TASK INSTRUCTIONS: All the data should come back exactly as it was given.
** START OF EXTRACTED DATA **
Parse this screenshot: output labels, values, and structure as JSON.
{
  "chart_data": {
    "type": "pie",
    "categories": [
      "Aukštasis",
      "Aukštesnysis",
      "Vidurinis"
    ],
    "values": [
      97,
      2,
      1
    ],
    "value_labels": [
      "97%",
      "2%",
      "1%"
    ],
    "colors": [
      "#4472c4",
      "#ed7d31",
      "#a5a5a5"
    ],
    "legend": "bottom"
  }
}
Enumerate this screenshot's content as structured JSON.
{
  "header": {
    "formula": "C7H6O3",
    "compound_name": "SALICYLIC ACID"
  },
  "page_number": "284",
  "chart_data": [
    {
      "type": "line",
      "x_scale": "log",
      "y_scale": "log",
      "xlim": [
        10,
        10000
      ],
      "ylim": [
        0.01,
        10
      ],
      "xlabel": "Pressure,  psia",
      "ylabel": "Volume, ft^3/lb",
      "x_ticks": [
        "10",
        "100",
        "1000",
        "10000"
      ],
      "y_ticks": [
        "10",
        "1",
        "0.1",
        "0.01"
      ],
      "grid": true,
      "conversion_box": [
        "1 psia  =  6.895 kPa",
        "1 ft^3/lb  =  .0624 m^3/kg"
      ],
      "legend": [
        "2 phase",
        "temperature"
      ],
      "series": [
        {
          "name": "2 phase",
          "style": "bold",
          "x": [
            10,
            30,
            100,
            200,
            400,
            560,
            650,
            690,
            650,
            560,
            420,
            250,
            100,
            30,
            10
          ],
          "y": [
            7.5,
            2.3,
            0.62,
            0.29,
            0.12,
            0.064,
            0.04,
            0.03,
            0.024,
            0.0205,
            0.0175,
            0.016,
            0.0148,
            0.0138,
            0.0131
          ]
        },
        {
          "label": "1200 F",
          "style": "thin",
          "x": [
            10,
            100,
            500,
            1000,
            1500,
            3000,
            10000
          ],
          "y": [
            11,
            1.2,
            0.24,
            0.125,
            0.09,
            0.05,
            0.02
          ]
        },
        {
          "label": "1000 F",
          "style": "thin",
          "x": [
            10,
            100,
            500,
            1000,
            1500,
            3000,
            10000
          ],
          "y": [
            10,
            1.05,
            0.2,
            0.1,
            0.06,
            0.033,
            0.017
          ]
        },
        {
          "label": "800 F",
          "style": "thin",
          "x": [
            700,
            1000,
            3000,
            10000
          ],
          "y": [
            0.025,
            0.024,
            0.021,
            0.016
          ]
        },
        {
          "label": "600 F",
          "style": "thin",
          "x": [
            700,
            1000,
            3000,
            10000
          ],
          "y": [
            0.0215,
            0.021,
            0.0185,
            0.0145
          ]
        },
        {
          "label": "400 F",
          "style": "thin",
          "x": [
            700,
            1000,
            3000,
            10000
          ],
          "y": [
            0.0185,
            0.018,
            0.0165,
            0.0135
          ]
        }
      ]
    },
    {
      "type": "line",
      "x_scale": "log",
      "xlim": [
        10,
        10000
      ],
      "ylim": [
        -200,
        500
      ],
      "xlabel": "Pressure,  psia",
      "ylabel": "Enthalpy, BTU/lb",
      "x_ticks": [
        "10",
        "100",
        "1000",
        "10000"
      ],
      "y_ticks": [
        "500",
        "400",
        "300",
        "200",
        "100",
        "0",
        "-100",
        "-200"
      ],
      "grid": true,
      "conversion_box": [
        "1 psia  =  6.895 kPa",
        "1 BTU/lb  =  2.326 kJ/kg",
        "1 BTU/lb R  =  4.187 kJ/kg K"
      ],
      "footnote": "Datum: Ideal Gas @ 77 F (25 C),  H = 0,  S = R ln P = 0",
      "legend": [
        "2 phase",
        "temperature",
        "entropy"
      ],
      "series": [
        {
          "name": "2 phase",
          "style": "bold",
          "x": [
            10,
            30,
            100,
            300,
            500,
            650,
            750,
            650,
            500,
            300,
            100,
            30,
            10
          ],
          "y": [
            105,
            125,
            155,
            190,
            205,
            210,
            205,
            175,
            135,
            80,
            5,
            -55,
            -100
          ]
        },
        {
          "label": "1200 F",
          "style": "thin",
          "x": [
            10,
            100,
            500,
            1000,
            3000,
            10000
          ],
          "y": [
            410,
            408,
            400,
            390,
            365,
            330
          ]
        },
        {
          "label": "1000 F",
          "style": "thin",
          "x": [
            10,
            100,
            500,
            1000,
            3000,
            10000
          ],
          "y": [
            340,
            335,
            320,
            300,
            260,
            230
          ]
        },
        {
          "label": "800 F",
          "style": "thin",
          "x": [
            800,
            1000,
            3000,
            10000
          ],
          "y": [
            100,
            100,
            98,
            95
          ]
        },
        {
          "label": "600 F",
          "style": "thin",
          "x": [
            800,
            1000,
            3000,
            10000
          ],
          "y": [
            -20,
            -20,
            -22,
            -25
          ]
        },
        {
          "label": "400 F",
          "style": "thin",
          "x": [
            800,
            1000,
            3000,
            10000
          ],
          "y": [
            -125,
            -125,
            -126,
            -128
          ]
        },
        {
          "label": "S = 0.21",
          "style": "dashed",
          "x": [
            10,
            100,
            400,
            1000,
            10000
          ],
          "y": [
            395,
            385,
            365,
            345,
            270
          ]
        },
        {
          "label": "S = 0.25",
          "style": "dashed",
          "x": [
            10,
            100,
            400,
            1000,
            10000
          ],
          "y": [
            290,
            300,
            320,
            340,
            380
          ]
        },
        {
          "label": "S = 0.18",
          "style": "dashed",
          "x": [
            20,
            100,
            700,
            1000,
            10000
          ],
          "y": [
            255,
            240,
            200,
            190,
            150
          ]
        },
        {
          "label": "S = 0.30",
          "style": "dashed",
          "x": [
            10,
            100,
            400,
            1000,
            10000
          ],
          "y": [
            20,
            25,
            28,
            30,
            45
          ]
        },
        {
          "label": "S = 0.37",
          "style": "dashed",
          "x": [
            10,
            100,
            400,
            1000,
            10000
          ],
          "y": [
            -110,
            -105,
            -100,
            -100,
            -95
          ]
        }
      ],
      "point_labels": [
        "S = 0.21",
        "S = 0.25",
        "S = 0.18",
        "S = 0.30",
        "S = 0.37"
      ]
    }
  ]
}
** END OF EXTRACTED DATA **
EXERCISE ANSWER:
Parse this screenshot: output labels, values, and structure as JSON.
{
  "chart_data": {
    "type": "pie",
    "categories": [
      "Aukštasis",
      "Aukštesnysis",
      "Vidurinis"
    ],
    "values": [
      97,
      2,
      1
    ],
    "value_labels": [
      "97%",
      "2%",
      "1%"
    ],
    "colors": [
      "#4472c4",
      "#ed7d31",
      "#a5a5a5"
    ],
    "legend": "bottom"
  }
}
Enumerate this screenshot's content as structured JSON.
{
  "header": {
    "formula": "C7H6O3",
    "compound_name": "SALICYLIC ACID"
  },
  "page_number": "284",
  "chart_data": [
    {
      "type": "line",
      "x_scale": "log",
      "y_scale": "log",
      "xlim": [
        10,
        10000
      ],
      "ylim": [
        0.01,
        10
      ],
      "xlabel": "Pressure,  psia",
      "ylabel": "Volume, ft^3/lb",
      "x_ticks": [
        "10",
        "100",
        "1000",
        "10000"
      ],
      "y_ticks": [
        "10",
        "1",
        "0.1",
        "0.01"
      ],
      "grid": true,
      "conversion_box": [
        "1 psia  =  6.895 kPa",
        "1 ft^3/lb  =  .0624 m^3/kg"
      ],
      "legend": [
        "2 phase",
        "temperature"
      ],
      "series": [
        {
          "name": "2 phase",
          "style": "bold",
          "x": [
            10,
            30,
            100,
            200,
            400,
            560,
            650,
            690,
            650,
            560,
            420,
            250,
            100,
            30,
            10
          ],
          "y": [
            7.5,
            2.3,
            0.62,
            0.29,
            0.12,
            0.064,
            0.04,
            0.03,
            0.024,
            0.0205,
            0.0175,
            0.016,
            0.0148,
            0.0138,
            0.0131
          ]
        },
        {
          "label": "1200 F",
          "style": "thin",
          "x": [
            10,
            100,
            500,
            1000,
            1500,
            3000,
            10000
          ],
          "y": [
            11,
            1.2,
            0.24,
            0.125,
            0.09,
            0.05,
            0.02
          ]
        },
        {
          "label": "1000 F",
          "style": "thin",
          "x": [
            10,
            100,
            500,
            1000,
            1500,
            3000,
            10000
          ],
          "y": [
            10,
            1.05,
            0.2,
            0.1,
            0.06,
            0.033,
            0.017
          ]
        },
        {
          "label": "800 F",
          "style": "thin",
          "x": [
            700,
            1000,
            3000,
            10000
          ],
          "y": [
            0.025,
            0.024,
            0.021,
            0.016
          ]
        },
        {
          "label": "600 F",
          "style": "thin",
          "x": [
            700,
            1000,
            3000,
            10000
          ],
          "y": [
            0.0215,
            0.021,
            0.0185,
            0.0145
          ]
        },
        {
          "label": "400 F",
          "style": "thin",
          "x": [
            700,
            1000,
            3000,
            10000
          ],
          "y": [
            0.0185,
            0.018,
            0.0165,
            0.0135
          ]
        }
      ]
    },
    {
      "type": "line",
      "x_scale": "log",
      "xlim": [
        10,
        10000
      ],
      "ylim": [
        -200,
        500
      ],
      "xlabel": "Pressure,  psia",
      "ylabel": "Enthalpy, BTU/lb",
      "x_ticks": [
        "10",
        "100",
        "1000",
        "10000"
      ],
      "y_ticks": [
        "500",
        "400",
        "300",
        "200",
        "100",
        "0",
        "-100",
        "-200"
      ],
      "grid": true,
      "conversion_box": [
        "1 psia  =  6.895 kPa",
        "1 BTU/lb  =  2.326 kJ/kg",
        "1 BTU/lb R  =  4.187 kJ/kg K"
      ],
      "footnote": "Datum: Ideal Gas @ 77 F (25 C),  H = 0,  S = R ln P = 0",
      "legend": [
        "2 phase",
        "temperature",
        "entropy"
      ],
      "series": [
        {
          "name": "2 phase",
          "style": "bold",
          "x": [
            10,
            30,
            100,
            300,
            500,
            650,
            750,
            650,
            500,
            300,
            100,
            30,
            10
          ],
          "y": [
            105,
            125,
            155,
            190,
            205,
            210,
            205,
            175,
            135,
            80,
            5,
            -55,
            -100
          ]
        },
        {
          "label": "1200 F",
          "style": "thin",
          "x": [
            10,
            100,
            500,
            1000,
            3000,
            10000
          ],
          "y": [
            410,
            408,
            400,
            390,
            365,
            330
          ]
        },
        {
          "label": "1000 F",
          "style": "thin",
          "x": [
            10,
            100,
            500,
            1000,
            3000,
            10000
          ],
          "y": [
            340,
            335,
            320,
            300,
            260,
            230
          ]
        },
        {
          "label": "800 F",
          "style": "thin",
          "x": [
            800,
            1000,
            3000,
            10000
          ],
          "y": [
            100,
            100,
            98,
            95
          ]
        },
        {
          "label": "600 F",
          "style": "thin",
          "x": [
            800,
            1000,
            3000,
            10000
          ],
          "y": [
            -20,
            -20,
            -22,
            -25
          ]
        },
        {
          "label": "400 F",
          "style": "thin",
          "x": [
            800,
            1000,
            3000,
            10000
          ],
          "y": [
            -125,
            -125,
            -126,
            -128
          ]
        },
        {
          "label": "S = 0.21",
          "style": "dashed",
          "x": [
            10,
            100,
            400,
            1000,
            10000
          ],
          "y": [
            395,
            385,
            365,
            345,
            270
          ]
        },
        {
          "label": "S = 0.25",
          "style": "dashed",
          "x": [
            10,
            100,
            400,
            1000,
            10000
          ],
          "y": [
            290,
            300,
            320,
            340,
            380
          ]
        },
        {
          "label": "S = 0.18",
          "style": "dashed",
          "x": [
            20,
            100,
            700,
            1000,
            10000
          ],
          "y": [
            255,
            240,
            200,
            190,
            150
          ]
        },
        {
          "label": "S = 0.30",
          "style": "dashed",
          "x": [
            10,
            100,
            400,
            1000,
            10000
          ],
          "y": [
            20,
            25,
            28,
            30,
            45
          ]
        },
        {
          "label": "S = 0.37",
          "style": "dashed",
          "x": [
            10,
            100,
            400,
            1000,
            10000
          ],
          "y": [
            -110,
            -105,
            -100,
            -100,
            -95
          ]
        }
      ],
      "point_labels": [
        "S = 0.21",
        "S = 0.25",
        "S = 0.18",
        "S = 0.30",
        "S = 0.37"
      ]
    }
  ]
}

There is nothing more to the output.